§ Material provided

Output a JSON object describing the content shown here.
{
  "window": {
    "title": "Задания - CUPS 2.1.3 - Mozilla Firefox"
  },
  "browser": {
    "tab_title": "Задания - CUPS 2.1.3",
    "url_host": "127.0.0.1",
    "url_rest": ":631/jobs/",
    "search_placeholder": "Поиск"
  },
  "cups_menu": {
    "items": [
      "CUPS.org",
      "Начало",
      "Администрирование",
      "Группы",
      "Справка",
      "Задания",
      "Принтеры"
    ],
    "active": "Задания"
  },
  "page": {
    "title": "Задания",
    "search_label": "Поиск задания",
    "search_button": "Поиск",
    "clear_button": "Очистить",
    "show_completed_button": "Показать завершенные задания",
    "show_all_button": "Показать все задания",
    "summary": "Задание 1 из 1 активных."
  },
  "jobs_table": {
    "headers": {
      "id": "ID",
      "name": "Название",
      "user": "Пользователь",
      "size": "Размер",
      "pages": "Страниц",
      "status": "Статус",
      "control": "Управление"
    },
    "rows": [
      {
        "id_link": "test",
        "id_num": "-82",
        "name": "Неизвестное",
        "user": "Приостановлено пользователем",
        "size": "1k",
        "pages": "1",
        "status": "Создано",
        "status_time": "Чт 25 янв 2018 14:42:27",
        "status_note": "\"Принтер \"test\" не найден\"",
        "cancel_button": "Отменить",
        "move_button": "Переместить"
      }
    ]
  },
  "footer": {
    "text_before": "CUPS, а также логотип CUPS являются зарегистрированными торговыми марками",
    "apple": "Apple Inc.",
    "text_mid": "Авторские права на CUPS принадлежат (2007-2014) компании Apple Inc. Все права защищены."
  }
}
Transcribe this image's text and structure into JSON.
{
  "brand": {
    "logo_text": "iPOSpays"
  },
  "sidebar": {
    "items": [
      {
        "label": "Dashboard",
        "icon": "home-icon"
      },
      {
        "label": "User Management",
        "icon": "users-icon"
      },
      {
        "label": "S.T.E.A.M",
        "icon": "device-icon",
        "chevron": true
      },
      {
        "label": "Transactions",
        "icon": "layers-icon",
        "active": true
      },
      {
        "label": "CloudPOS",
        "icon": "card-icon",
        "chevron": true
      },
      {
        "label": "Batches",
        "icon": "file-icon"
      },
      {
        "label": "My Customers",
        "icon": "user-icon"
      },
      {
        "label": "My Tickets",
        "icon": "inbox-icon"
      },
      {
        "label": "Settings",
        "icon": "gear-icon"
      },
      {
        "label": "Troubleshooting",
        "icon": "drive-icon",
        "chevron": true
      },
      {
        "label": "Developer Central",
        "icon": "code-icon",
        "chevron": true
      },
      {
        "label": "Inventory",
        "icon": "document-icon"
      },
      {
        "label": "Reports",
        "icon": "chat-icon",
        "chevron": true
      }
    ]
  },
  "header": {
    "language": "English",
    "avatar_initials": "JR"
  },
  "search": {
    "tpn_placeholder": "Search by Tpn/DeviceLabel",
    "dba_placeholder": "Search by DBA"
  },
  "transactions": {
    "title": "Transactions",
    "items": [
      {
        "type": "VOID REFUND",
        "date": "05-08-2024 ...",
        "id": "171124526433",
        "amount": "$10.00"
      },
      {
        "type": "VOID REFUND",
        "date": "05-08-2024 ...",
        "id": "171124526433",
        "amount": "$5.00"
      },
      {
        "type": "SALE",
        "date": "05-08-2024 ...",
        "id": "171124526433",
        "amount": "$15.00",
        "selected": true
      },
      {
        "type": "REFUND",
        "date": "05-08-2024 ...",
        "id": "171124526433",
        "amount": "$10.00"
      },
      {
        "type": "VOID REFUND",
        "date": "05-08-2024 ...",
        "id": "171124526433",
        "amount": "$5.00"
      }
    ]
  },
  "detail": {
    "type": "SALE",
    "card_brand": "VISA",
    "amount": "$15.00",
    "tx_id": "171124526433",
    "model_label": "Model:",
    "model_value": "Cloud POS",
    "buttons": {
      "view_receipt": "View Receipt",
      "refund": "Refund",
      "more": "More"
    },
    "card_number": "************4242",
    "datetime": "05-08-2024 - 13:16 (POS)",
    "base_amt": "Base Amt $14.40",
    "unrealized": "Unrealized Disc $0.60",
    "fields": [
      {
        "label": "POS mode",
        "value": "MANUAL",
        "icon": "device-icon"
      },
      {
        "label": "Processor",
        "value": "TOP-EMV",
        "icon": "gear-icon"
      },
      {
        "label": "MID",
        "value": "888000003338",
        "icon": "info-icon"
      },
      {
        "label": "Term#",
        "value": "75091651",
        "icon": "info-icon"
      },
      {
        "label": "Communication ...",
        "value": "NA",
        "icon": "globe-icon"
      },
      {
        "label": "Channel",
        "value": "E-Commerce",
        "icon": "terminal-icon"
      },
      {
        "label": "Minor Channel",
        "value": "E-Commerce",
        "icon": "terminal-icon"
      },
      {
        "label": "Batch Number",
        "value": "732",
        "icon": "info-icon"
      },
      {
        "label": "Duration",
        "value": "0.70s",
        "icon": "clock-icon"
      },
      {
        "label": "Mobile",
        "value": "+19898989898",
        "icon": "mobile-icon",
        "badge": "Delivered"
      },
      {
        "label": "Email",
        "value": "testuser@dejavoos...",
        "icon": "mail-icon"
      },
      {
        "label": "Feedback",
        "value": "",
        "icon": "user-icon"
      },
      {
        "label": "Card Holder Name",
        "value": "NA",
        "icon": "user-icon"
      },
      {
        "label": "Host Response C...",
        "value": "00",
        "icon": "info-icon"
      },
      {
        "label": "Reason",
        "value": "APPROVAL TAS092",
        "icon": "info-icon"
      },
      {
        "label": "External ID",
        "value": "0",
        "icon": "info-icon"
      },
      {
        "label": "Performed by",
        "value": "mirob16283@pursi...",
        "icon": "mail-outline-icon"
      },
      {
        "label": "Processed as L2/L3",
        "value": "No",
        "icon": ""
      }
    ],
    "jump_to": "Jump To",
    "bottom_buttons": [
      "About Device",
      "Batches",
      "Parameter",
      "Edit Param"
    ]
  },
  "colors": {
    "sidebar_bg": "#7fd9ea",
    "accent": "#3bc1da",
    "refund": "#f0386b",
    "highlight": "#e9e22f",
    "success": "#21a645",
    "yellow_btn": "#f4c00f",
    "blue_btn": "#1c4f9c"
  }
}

§ Work required
Reproduce the full listing exactly.

§ Final result
Output a JSON object describing the content shown here.
{
  "window": {
    "title": "Задания - CUPS 2.1.3 - Mozilla Firefox"
  },
  "browser": {
    "tab_title": "Задания - CUPS 2.1.3",
    "url_host": "127.0.0.1",
    "url_rest": ":631/jobs/",
    "search_placeholder": "Поиск"
  },
  "cups_menu": {
    "items": [
      "CUPS.org",
      "Начало",
      "Администрирование",
      "Группы",
      "Справка",
      "Задания",
      "Принтеры"
    ],
    "active": "Задания"
  },
  "page": {
    "title": "Задания",
    "search_label": "Поиск задания",
    "search_button": "Поиск",
    "clear_button": "Очистить",
    "show_completed_button": "Показать завершенные задания",
    "show_all_button": "Показать все задания",
    "summary": "Задание 1 из 1 активных."
  },
  "jobs_table": {
    "headers": {
      "id": "ID",
      "name": "Название",
      "user": "Пользователь",
      "size": "Размер",
      "pages": "Страниц",
      "status": "Статус",
      "control": "Управление"
    },
    "rows": [
      {
        "id_link": "test",
        "id_num": "-82",
        "name": "Неизвестное",
        "user": "Приостановлено пользователем",
        "size": "1k",
        "pages": "1",
        "status": "Создано",
        "status_time": "Чт 25 янв 2018 14:42:27",
        "status_note": "\"Принтер \"test\" не найден\"",
        "cancel_button": "Отменить",
        "move_button": "Переместить"
      }
    ]
  },
  "footer": {
    "text_before": "CUPS, а также логотип CUPS являются зарегистрированными торговыми марками",
    "apple": "Apple Inc.",
    "text_mid": "Авторские права на CUPS принадлежат (2007-2014) компании Apple Inc. Все права защищены."
  }
}
Transcribe this image's text and structure into JSON.
{
  "brand": {
    "logo_text": "iPOSpays"
  },
  "sidebar": {
    "items": [
      {
        "label": "Dashboard",
        "icon": "home-icon"
      },
      {
        "label": "User Management",
        "icon": "users-icon"
      },
      {
        "label": "S.T.E.A.M",
        "icon": "device-icon",
        "chevron": true
      },
      {
        "label": "Transactions",
        "icon": "layers-icon",
        "active": true
      },
      {
        "label": "CloudPOS",
        "icon": "card-icon",
        "chevron": true
      },
      {
        "label": "Batches",
        "icon": "file-icon"
      },
      {
        "label": "My Customers",
        "icon": "user-icon"
      },
      {
        "label": "My Tickets",
        "icon": "inbox-icon"
      },
      {
        "label": "Settings",
        "icon": "gear-icon"
      },
      {
        "label": "Troubleshooting",
        "icon": "drive-icon",
        "chevron": true
      },
      {
        "label": "Developer Central",
        "icon": "code-icon",
        "chevron": true
      },
      {
        "label": "Inventory",
        "icon": "document-icon"
      },
      {
        "label": "Reports",
        "icon": "chat-icon",
        "chevron": true
      }
    ]
  },
  "header": {
    "language": "English",
    "avatar_initials": "JR"
  },
  "search": {
    "tpn_placeholder": "Search by Tpn/DeviceLabel",
    "dba_placeholder": "Search by DBA"
  },
  "transactions": {
    "title": "Transactions",
    "items": [
      {
        "type": "VOID REFUND",
        "date": "05-08-2024 ...",
        "id": "171124526433",
        "amount": "$10.00"
      },
      {
        "type": "VOID REFUND",
        "date": "05-08-2024 ...",
        "id": "171124526433",
        "amount": "$5.00"
      },
      {
        "type": "SALE",
        "date": "05-08-2024 ...",
        "id": "171124526433",
        "amount": "$15.00",
        "selected": true
      },
      {
        "type": "REFUND",
        "date": "05-08-2024 ...",
        "id": "171124526433",
        "amount": "$10.00"
      },
      {
        "type": "VOID REFUND",
        "date": "05-08-2024 ...",
        "id": "171124526433",
        "amount": "$5.00"
      }
    ]
  },
  "detail": {
    "type": "SALE",
    "card_brand": "VISA",
    "amount": "$15.00",
    "tx_id": "171124526433",
    "model_label": "Model:",
    "model_value": "Cloud POS",
    "buttons": {
      "view_receipt": "View Receipt",
      "refund": "Refund",
      "more": "More"
    },
    "card_number": "************4242",
    "datetime": "05-08-2024 - 13:16 (POS)",
    "base_amt": "Base Amt $14.40",
    "unrealized": "Unrealized Disc $0.60",
    "fields": [
      {
        "label": "POS mode",
        "value": "MANUAL",
        "icon": "device-icon"
      },
      {
        "label": "Processor",
        "value": "TOP-EMV",
        "icon": "gear-icon"
      },
      {
        "label": "MID",
        "value": "888000003338",
        "icon": "info-icon"
      },
      {
        "label": "Term#",
        "value": "75091651",
        "icon": "info-icon"
      },
      {
        "label": "Communication ...",
        "value": "NA",
        "icon": "globe-icon"
      },
      {
        "label": "Channel",
        "value": "E-Commerce",
        "icon": "terminal-icon"
      },
      {
        "label": "Minor Channel",
        "value": "E-Commerce",
        "icon": "terminal-icon"
      },
      {
        "label": "Batch Number",
        "value": "732",
        "icon": "info-icon"
      },
      {
        "label": "Duration",
        "value": "0.70s",
        "icon": "clock-icon"
      },
      {
        "label": "Mobile",
        "value": "+19898989898",
        "icon": "mobile-icon",
        "badge": "Delivered"
      },
      {
        "label": "Email",
        "value": "testuser@dejavoos...",
        "icon": "mail-icon"
      },
      {
        "label": "Feedback",
        "value": "",
        "icon": "user-icon"
      },
      {
        "label": "Card Holder Name",
        "value": "NA",
        "icon": "user-icon"
      },
      {
        "label": "Host Response C...",
        "value": "00",
        "icon": "info-icon"
      },
      {
        "label": "Reason",
        "value": "APPROVAL TAS092",
        "icon": "info-icon"
      },
      {
        "label": "External ID",
        "value": "0",
        "icon": "info-icon"
      },
      {
        "label": "Performed by",
        "value": "mirob16283@pursi...",
        "icon": "mail-outline-icon"
      },
      {
        "label": "Processed as L2/L3",
        "value": "No",
        "icon": ""
      }
    ],
    "jump_to": "Jump To",
    "bottom_buttons": [
      "About Device",
      "Batches",
      "Parameter",
      "Edit Param"
    ]
  },
  "colors": {
    "sidebar_bg": "#7fd9ea",
    "accent": "#3bc1da",
    "refund": "#f0386b",
    "highlight": "#e9e22f",
    "success": "#21a645",
    "yellow_btn": "#f4c00f",
    "blue_btn": "#1c4f9c"
  }
}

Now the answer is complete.